* **Stored data entries**:
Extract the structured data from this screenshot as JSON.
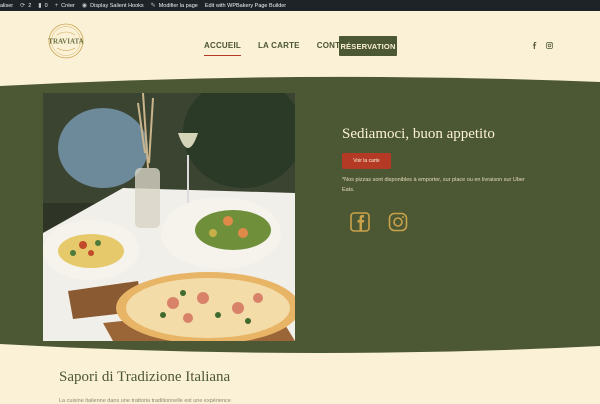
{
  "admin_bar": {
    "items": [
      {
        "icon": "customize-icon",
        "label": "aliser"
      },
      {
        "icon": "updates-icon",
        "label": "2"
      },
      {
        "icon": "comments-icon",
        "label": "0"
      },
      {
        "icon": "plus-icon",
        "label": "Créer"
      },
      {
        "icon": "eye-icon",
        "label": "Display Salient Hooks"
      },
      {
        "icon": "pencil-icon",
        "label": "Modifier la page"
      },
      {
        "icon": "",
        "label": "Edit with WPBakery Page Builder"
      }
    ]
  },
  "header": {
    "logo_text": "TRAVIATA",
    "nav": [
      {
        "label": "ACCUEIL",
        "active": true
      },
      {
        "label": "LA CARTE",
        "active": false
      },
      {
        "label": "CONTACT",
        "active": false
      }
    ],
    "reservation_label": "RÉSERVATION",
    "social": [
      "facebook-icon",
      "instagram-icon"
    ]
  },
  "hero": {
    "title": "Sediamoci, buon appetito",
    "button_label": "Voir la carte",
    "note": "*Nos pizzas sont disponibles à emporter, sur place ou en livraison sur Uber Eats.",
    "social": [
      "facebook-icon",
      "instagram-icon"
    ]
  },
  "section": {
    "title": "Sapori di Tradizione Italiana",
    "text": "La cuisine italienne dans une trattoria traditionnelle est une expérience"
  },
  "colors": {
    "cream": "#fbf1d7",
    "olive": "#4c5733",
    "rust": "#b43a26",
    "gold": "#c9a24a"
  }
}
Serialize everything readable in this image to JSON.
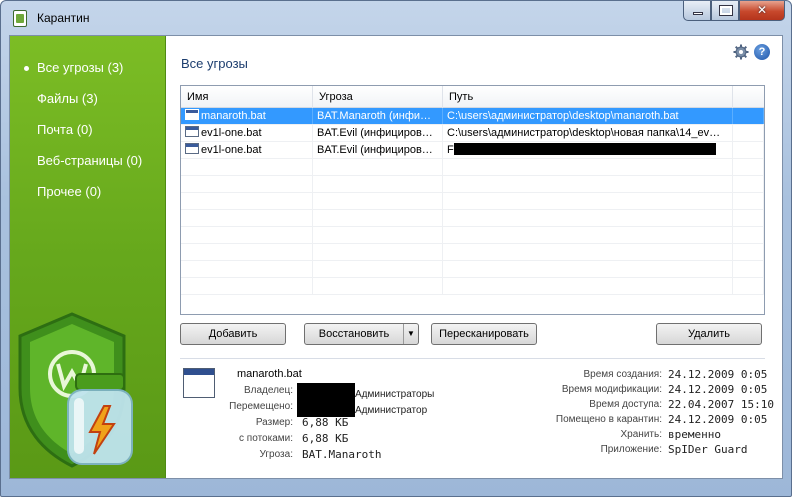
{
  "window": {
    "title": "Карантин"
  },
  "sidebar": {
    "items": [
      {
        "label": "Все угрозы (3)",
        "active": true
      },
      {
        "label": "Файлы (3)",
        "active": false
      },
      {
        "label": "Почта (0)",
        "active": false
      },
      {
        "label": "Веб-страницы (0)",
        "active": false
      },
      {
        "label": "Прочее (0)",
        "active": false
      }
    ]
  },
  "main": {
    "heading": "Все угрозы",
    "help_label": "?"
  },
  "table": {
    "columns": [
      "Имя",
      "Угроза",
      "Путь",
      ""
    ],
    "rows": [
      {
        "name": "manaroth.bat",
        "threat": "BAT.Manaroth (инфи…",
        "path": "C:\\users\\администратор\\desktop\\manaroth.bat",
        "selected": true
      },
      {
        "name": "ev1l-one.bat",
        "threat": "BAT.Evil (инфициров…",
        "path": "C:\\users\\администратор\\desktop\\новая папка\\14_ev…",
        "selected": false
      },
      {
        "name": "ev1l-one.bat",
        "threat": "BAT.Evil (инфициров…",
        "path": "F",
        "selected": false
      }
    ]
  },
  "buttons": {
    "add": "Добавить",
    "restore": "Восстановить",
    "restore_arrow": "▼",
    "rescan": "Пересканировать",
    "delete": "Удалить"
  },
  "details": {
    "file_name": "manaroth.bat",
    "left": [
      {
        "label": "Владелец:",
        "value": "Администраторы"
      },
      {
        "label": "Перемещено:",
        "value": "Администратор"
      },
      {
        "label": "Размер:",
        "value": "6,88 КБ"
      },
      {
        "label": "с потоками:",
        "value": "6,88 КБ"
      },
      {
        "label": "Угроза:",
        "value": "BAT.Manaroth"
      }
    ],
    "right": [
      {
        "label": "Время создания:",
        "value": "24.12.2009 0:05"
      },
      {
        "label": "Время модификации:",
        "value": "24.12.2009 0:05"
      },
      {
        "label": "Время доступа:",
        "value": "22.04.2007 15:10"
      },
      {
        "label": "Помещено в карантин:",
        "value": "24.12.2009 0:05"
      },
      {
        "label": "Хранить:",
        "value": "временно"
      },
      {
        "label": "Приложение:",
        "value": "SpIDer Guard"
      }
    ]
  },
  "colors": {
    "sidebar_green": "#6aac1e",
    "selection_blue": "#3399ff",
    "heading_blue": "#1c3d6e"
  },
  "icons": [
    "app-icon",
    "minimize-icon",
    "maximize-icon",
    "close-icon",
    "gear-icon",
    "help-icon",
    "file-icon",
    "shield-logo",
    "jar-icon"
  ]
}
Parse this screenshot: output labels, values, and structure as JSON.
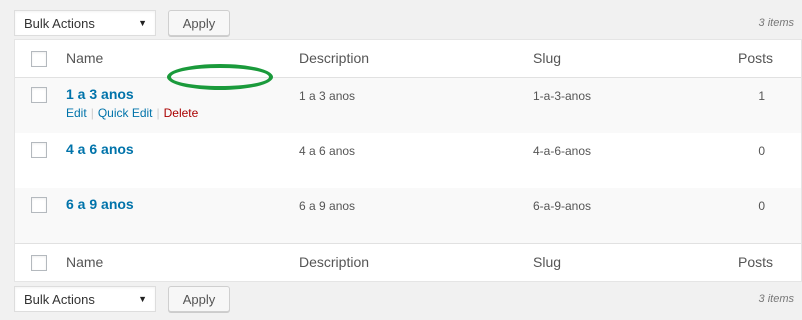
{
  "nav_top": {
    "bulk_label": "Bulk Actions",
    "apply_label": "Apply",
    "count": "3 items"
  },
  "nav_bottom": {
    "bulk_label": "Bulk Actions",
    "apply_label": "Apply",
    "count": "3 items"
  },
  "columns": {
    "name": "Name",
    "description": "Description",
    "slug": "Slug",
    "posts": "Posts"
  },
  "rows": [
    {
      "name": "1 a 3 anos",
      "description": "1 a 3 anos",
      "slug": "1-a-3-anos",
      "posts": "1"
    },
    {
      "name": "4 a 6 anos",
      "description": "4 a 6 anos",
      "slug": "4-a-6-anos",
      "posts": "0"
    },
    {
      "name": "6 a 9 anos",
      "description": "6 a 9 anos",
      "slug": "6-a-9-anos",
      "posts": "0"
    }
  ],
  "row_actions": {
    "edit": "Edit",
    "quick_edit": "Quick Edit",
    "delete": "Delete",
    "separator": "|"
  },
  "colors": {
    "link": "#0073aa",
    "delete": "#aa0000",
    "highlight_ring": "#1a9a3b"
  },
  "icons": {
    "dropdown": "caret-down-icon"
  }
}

* **Directions for this task**: Return the listing above in full and without alteration, excluding its pictures.

* **Exercise result**:
Extract the structured data from this screenshot as JSON.
{
  "admin_bar": {
    "items": [
      {
        "icon": "customize-icon",
        "label": "aliser"
      },
      {
        "icon": "updates-icon",
        "label": "2"
      },
      {
        "icon": "comments-icon",
        "label": "0"
      },
      {
        "icon": "plus-icon",
        "label": "Créer"
      },
      {
        "icon": "eye-icon",
        "label": "Display Salient Hooks"
      },
      {
        "icon": "pencil-icon",
        "label": "Modifier la page"
      },
      {
        "icon": "",
        "label": "Edit with WPBakery Page Builder"
      }
    ]
  },
  "header": {
    "logo_text": "TRAVIATA",
    "nav": [
      {
        "label": "ACCUEIL",
        "active": true
      },
      {
        "label": "LA CARTE",
        "active": false
      },
      {
        "label": "CONTACT",
        "active": false
      }
    ],
    "reservation_label": "RÉSERVATION",
    "social": [
      "facebook-icon",
      "instagram-icon"
    ]
  },
  "hero": {
    "title": "Sediamoci, buon appetito",
    "button_label": "Voir la carte",
    "note": "*Nos pizzas sont disponibles à emporter, sur place ou en livraison sur Uber Eats.",
    "social": [
      "facebook-icon",
      "instagram-icon"
    ]
  },
  "section": {
    "title": "Sapori di Tradizione Italiana",
    "text": "La cuisine italienne dans une trattoria traditionnelle est une expérience"
  },
  "colors": {
    "cream": "#fbf1d7",
    "olive": "#4c5733",
    "rust": "#b43a26",
    "gold": "#c9a24a"
  }
}
Serialize everything readable in this image to JSON.
{
  "window": {
    "title": "Карантин"
  },
  "sidebar": {
    "items": [
      {
        "label": "Все угрозы (3)",
        "active": true
      },
      {
        "label": "Файлы (3)",
        "active": false
      },
      {
        "label": "Почта (0)",
        "active": false
      },
      {
        "label": "Веб-страницы (0)",
        "active": false
      },
      {
        "label": "Прочее (0)",
        "active": false
      }
    ]
  },
  "main": {
    "heading": "Все угрозы",
    "help_label": "?"
  },
  "table": {
    "columns": [
      "Имя",
      "Угроза",
      "Путь",
      ""
    ],
    "rows": [
      {
        "name": "manaroth.bat",
        "threat": "BAT.Manaroth (инфи…",
        "path": "C:\\users\\администратор\\desktop\\manaroth.bat",
        "selected": true
      },
      {
        "name": "ev1l-one.bat",
        "threat": "BAT.Evil (инфициров…",
        "path": "C:\\users\\администратор\\desktop\\новая папка\\14_ev…",
        "selected": false
      },
      {
        "name": "ev1l-one.bat",
        "threat": "BAT.Evil (инфициров…",
        "path": "F",
        "selected": false
      }
    ]
  },
  "buttons": {
    "add": "Добавить",
    "restore": "Восстановить",
    "restore_arrow": "▼",
    "rescan": "Пересканировать",
    "delete": "Удалить"
  },
  "details": {
    "file_name": "manaroth.bat",
    "left": [
      {
        "label": "Владелец:",
        "value": "Администраторы"
      },
      {
        "label": "Перемещено:",
        "value": "Администратор"
      },
      {
        "label": "Размер:",
        "value": "6,88 КБ"
      },
      {
        "label": "с потоками:",
        "value": "6,88 КБ"
      },
      {
        "label": "Угроза:",
        "value": "BAT.Manaroth"
      }
    ],
    "right": [
      {
        "label": "Время создания:",
        "value": "24.12.2009 0:05"
      },
      {
        "label": "Время модификации:",
        "value": "24.12.2009 0:05"
      },
      {
        "label": "Время доступа:",
        "value": "22.04.2007 15:10"
      },
      {
        "label": "Помещено в карантин:",
        "value": "24.12.2009 0:05"
      },
      {
        "label": "Хранить:",
        "value": "временно"
      },
      {
        "label": "Приложение:",
        "value": "SpIDer Guard"
      }
    ]
  },
  "colors": {
    "sidebar_green": "#6aac1e",
    "selection_blue": "#3399ff",
    "heading_blue": "#1c3d6e"
  },
  "icons": [
    "app-icon",
    "minimize-icon",
    "maximize-icon",
    "close-icon",
    "gear-icon",
    "help-icon",
    "file-icon",
    "shield-logo",
    "jar-icon"
  ]
}
Parse this screenshot: output labels, values, and structure as JSON.
{
  "nav_top": {
    "bulk_label": "Bulk Actions",
    "apply_label": "Apply",
    "count": "3 items"
  },
  "nav_bottom": {
    "bulk_label": "Bulk Actions",
    "apply_label": "Apply",
    "count": "3 items"
  },
  "columns": {
    "name": "Name",
    "description": "Description",
    "slug": "Slug",
    "posts": "Posts"
  },
  "rows": [
    {
      "name": "1 a 3 anos",
      "description": "1 a 3 anos",
      "slug": "1-a-3-anos",
      "posts": "1"
    },
    {
      "name": "4 a 6 anos",
      "description": "4 a 6 anos",
      "slug": "4-a-6-anos",
      "posts": "0"
    },
    {
      "name": "6 a 9 anos",
      "description": "6 a 9 anos",
      "slug": "6-a-9-anos",
      "posts": "0"
    }
  ],
  "row_actions": {
    "edit": "Edit",
    "quick_edit": "Quick Edit",
    "delete": "Delete",
    "separator": "|"
  },
  "colors": {
    "link": "#0073aa",
    "delete": "#aa0000",
    "highlight_ring": "#1a9a3b"
  },
  "icons": {
    "dropdown": "caret-down-icon"
  }
}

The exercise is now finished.